THE REQUEST => All records must be quoted exactly. Omit the pictures.

MATERIAL TO PROCESS =>

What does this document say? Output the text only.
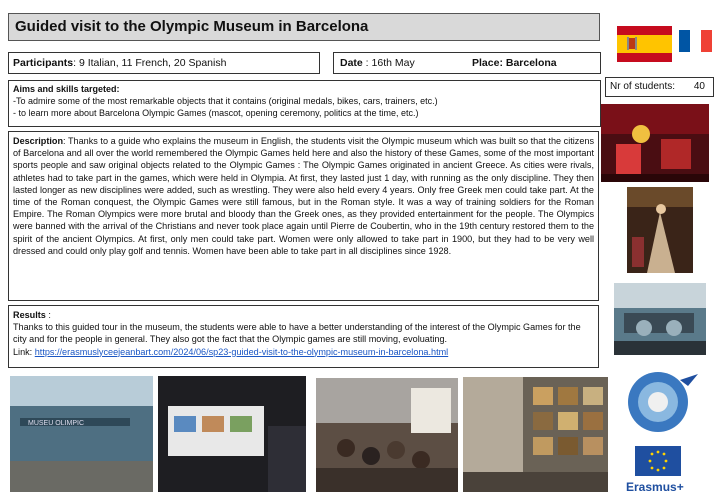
Guided visit to the Olympic Museum in Barcelona
Participants: 9 Italian, 11 French, 20 Spanish	Date : 16th May	Place: Barcelona
Nr of students: 40
Aims and skills targeted:
-To admire some of the most remarkable objects that it contains (original medals, bikes, cars, trainers, etc.)
- to learn more about Barcelona Olympic Games (mascot, opening ceremony, politics at the time, etc.)
Description: Thanks to a guide who explains the museum in English, the students visit the Olympic museum which was built so that the citizens of Barcelona and all over the world remembered the Olympic Games held here and also the history of these Games, some of the most important sports people and saw original objects related to the Olympic Games : The Olympic Games originated in ancient Greece. As cities were rivals, athletes had to take part in the games, which were held in Olympia. At first, they lasted just 1 day, with running as the only discipline. They then lasted longer as new disciplines were added, such as wrestling. They were also held every 4 years. Only free Greek men could take part. At the time of the Roman conquest, the Olympic Games were still famous, but in the Roman style. It was a way of training soldiers for the Roman Empire. The Roman Olympics were more brutal and bloody than the Greek ones, as they provided entertainment for the people. The Olympics were banned with the arrival of the Christians and never took place again until Pierre de Coubertin, who in the 19th century restored them to the spirit of the ancient Olympics. At first, only men could take part. Women were only allowed to take part in 1900, but they had to be very well dressed and could only play golf and tennis. Women have been able to take part in all disciplines since 1928.
Results :
Thanks to this guided tour in the museum, the students were able to have a better understanding of the interest of the Olympic Games for the city and for the people in general. They also got the fact that the Olympic games are still moving, evoluating.
Link: https://erasmuslyceejeanbart.com/2024/06/sp23-guided-visit-to-the-olympic-museum-in-barcelona.html
MUSEU OLIMPIC
Erasmus+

TASK SOLUTION =>
What does this document say? Output the text only.
Guided visit to the Olympic Museum in Barcelona
Participants: 9 Italian, 11 French, 20 Spanish	Date : 16th May	Place: Barcelona
Nr of students: 40
Aims and skills targeted:
-To admire some of the most remarkable objects that it contains (original medals, bikes, cars, trainers, etc.)
- to learn more about Barcelona Olympic Games (mascot, opening ceremony, politics at the time, etc.)
Description: Thanks to a guide who explains the museum in English, the students visit the Olympic museum which was built so that the citizens of Barcelona and all over the world remembered the Olympic Games held here and also the history of these Games, some of the most important sports people and saw original objects related to the Olympic Games : The Olympic Games originated in ancient Greece. As cities were rivals, athletes had to take part in the games, which were held in Olympia. At first, they lasted just 1 day, with running as the only discipline. They then lasted longer as new disciplines were added, such as wrestling. They were also held every 4 years. Only free Greek men could take part. At the time of the Roman conquest, the Olympic Games were still famous, but in the Roman style. It was a way of training soldiers for the Roman Empire. The Roman Olympics were more brutal and bloody than the Greek ones, as they provided entertainment for the people. The Olympics were banned with the arrival of the Christians and never took place again until Pierre de Coubertin, who in the 19th century restored them to the spirit of the ancient Olympics. At first, only men could take part. Women were only allowed to take part in 1900, but they had to be very well dressed and could only play golf and tennis. Women have been able to take part in all disciplines since 1928.
Results :
Thanks to this guided tour in the museum, the students were able to have a better understanding of the interest of the Olympic Games for the city and for the people in general. They also got the fact that the Olympic games are still moving, evoluating.
Link: https://erasmuslyceejeanbart.com/2024/06/sp23-guided-visit-to-the-olympic-museum-in-barcelona.html
MUSEU OLIMPIC
Erasmus+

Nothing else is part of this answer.